(Collected data entries)
:::::

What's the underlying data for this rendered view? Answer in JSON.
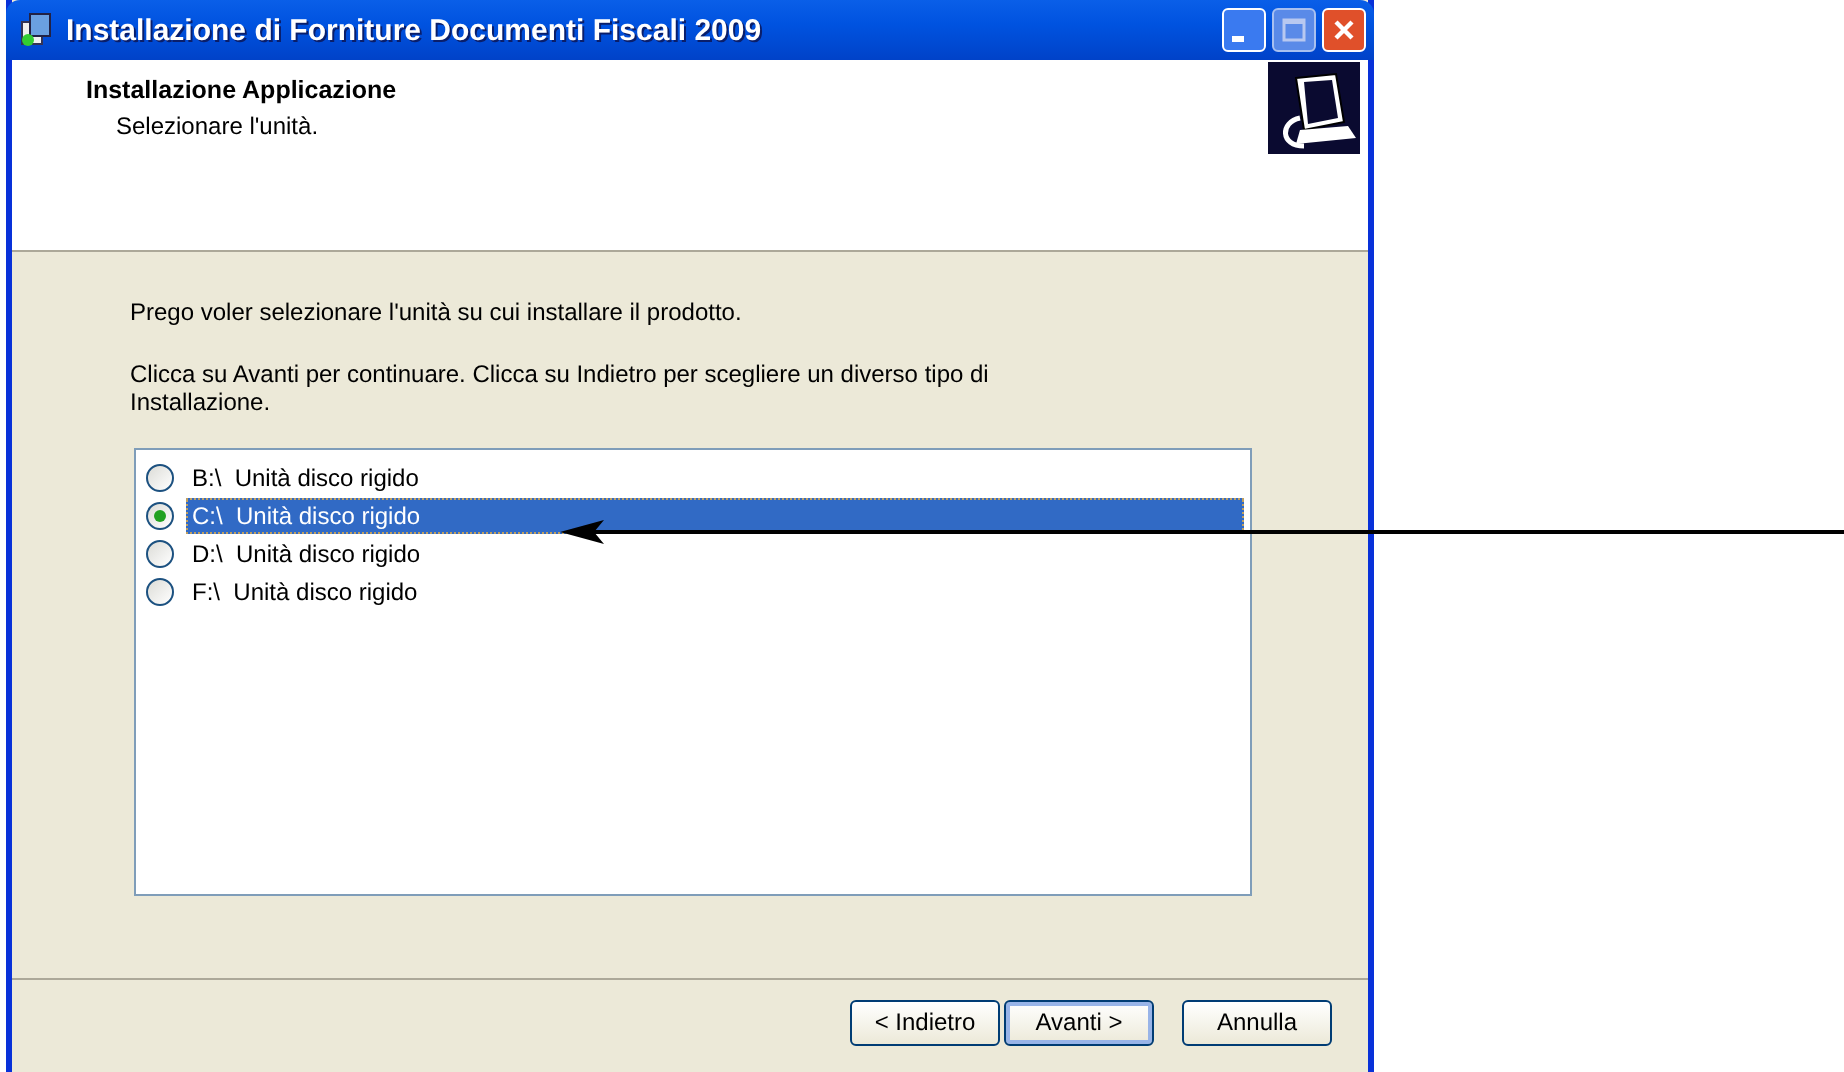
{
  "window": {
    "title": "Installazione di Forniture Documenti Fiscali 2009"
  },
  "header": {
    "title": "Installazione Applicazione",
    "subtitle": "Selezionare l'unità."
  },
  "instructions": [
    "Prego voler selezionare l'unità su cui installare il prodotto.",
    "Clicca su Avanti per continuare. Clicca su Indietro per scegliere un diverso tipo di Installazione."
  ],
  "drives": [
    {
      "label": "B:\\  Unità disco rigido",
      "selected": false
    },
    {
      "label": "C:\\  Unità disco rigido",
      "selected": true
    },
    {
      "label": "D:\\  Unità disco rigido",
      "selected": false
    },
    {
      "label": "F:\\  Unità disco rigido",
      "selected": false
    }
  ],
  "buttons": [
    {
      "label": "< Indietro",
      "default": false
    },
    {
      "label": "Avanti >",
      "default": true
    },
    {
      "label": "Annulla",
      "default": false
    }
  ],
  "annotation": {
    "kind": "arrow"
  }
}
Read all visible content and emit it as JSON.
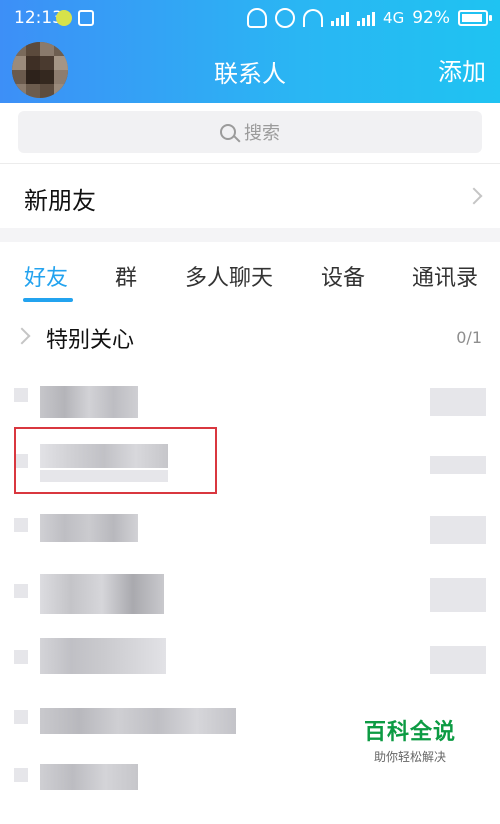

:::::

Given instruction: Report only the number of lines in the records that include the word "rigido".

Answer to this task: 4